▶ _YOUR INSTRUCTIONS_
Pick out every line holding the string "FRAMING" and copy it.

-- start of RECORD EXTRACTS --

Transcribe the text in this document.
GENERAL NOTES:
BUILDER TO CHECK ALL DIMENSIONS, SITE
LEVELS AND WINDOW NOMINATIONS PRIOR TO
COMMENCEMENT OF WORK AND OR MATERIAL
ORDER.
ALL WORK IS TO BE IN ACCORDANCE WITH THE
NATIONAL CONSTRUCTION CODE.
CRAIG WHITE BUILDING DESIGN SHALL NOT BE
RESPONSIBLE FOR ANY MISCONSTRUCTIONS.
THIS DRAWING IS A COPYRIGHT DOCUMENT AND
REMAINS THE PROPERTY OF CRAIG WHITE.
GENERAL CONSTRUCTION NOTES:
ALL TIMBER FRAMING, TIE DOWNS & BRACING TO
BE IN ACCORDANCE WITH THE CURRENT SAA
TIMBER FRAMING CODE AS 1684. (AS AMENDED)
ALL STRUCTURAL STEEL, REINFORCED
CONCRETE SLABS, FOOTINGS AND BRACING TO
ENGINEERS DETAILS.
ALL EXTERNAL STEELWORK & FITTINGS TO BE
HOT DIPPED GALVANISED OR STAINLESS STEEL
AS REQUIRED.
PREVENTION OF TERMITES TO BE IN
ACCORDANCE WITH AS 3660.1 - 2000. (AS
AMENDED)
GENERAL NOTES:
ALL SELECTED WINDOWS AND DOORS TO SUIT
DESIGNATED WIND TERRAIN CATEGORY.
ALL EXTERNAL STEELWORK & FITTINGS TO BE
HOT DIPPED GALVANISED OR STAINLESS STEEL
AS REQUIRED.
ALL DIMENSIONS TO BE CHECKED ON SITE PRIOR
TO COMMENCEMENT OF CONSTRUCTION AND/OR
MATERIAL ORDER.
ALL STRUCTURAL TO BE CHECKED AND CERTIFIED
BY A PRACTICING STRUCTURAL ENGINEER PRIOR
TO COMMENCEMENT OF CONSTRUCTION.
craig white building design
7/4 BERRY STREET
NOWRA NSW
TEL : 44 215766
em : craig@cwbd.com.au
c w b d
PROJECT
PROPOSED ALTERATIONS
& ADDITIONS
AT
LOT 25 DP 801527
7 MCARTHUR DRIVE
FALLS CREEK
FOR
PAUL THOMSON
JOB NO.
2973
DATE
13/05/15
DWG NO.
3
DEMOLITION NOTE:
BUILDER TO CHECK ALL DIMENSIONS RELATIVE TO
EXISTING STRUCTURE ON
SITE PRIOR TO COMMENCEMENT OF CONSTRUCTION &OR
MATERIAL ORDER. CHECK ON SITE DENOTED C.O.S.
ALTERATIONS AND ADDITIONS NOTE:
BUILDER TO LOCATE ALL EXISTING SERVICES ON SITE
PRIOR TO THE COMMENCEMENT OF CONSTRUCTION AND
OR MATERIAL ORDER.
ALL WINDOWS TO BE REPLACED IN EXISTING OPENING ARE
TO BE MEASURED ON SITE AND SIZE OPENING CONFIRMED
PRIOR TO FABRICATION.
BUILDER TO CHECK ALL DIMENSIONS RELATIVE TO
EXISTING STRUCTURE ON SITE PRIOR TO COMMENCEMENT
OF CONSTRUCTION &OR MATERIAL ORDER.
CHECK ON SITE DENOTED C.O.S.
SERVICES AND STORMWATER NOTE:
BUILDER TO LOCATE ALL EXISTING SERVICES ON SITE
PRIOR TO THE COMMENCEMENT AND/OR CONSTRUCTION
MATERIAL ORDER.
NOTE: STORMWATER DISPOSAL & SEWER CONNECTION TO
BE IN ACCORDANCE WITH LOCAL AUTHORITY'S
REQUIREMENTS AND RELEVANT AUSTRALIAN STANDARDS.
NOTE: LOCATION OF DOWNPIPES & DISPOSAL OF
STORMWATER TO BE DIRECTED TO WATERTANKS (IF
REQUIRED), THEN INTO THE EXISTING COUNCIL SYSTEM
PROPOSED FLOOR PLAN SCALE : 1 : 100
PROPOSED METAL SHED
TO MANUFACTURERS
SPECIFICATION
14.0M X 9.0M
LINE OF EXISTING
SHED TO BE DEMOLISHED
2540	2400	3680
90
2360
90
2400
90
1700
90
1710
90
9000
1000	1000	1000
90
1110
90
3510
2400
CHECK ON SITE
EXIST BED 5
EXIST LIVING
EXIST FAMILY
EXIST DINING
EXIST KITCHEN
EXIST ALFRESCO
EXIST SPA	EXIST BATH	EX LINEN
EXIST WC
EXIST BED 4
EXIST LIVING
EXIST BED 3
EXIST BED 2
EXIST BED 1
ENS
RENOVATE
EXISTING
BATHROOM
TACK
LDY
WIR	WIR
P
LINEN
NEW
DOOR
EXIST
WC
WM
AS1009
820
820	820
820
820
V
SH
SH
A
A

-- end of RECORD EXTRACTS --

▶ _RESULT FOR THIS TASK_
ALL TIMBER FRAMING, TIE DOWNS & BRACING TO
TIMBER FRAMING CODE AS 1684. (AS AMENDED)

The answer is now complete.